TASK PROMPT:
Scan the material and copy every line in which "Indian" appears.

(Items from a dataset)
— begin —

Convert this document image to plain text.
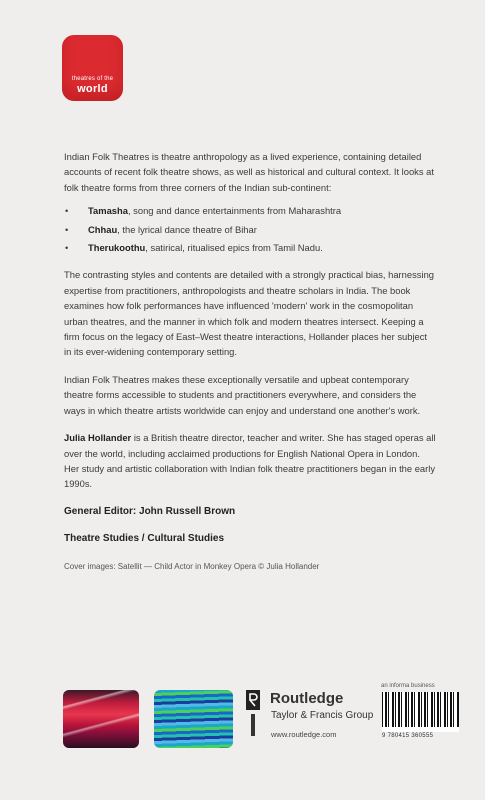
theatres of the
world

Indian Folk Theatres is theatre anthropology as a lived experience, containing detailed accounts of recent folk theatre shows, as well as historical and cultural context. It looks at folk theatre forms from three corners of the Indian sub-continent:

• Tamasha, song and dance entertainments from Maharashtra
• Chhau, the lyrical dance theatre of Bihar
• Therukoothu, satirical, ritualised epics from Tamil Nadu.

The contrasting styles and contents are detailed with a strongly practical bias, harnessing expertise from practitioners, anthropologists and theatre scholars in India. The book examines how folk performances have influenced 'modern' work in the cosmopolitan urban theatres, and the manner in which folk and modern theatres intersect. Keeping a firm focus on the legacy of East–West theatre interactions, Hollander places her subject in its ever-widening contemporary setting.

Indian Folk Theatres makes these exceptionally versatile and upbeat contemporary theatre forms accessible to students and practitioners everywhere, and considers the ways in which theatre artists worldwide can enjoy and understand one another's work.

Julia Hollander is a British theatre director, teacher and writer. She has staged operas all over the world, including acclaimed productions for English National Opera in London. Her study and artistic collaboration with Indian folk theatre practitioners began in the early 1990s.

General Editor: John Russell Brown

Theatre Studies / Cultural Studies

Cover images: Satellit — Child Actor in Monkey Opera © Julia Hollander

Routledge
Taylor & Francis Group
www.routledge.com
an informa business
9 780415 360555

— end —

COMPLETE OUTPUT:
Indian Folk Theatres is theatre anthropology as a lived experience, containing detailed accounts of recent folk theatre shows, as well as historical and cultural context. It looks at folk theatre forms from three corners of the Indian sub-continent:
Indian Folk Theatres makes these exceptionally versatile and upbeat contemporary theatre forms accessible to students and practitioners everywhere, and considers the ways in which theatre artists worldwide can enjoy and understand one another's work.
Julia Hollander is a British theatre director, teacher and writer. She has staged operas all over the world, including acclaimed productions for English National Opera in London. Her study and artistic collaboration with Indian folk theatre practitioners began in the early 1990s.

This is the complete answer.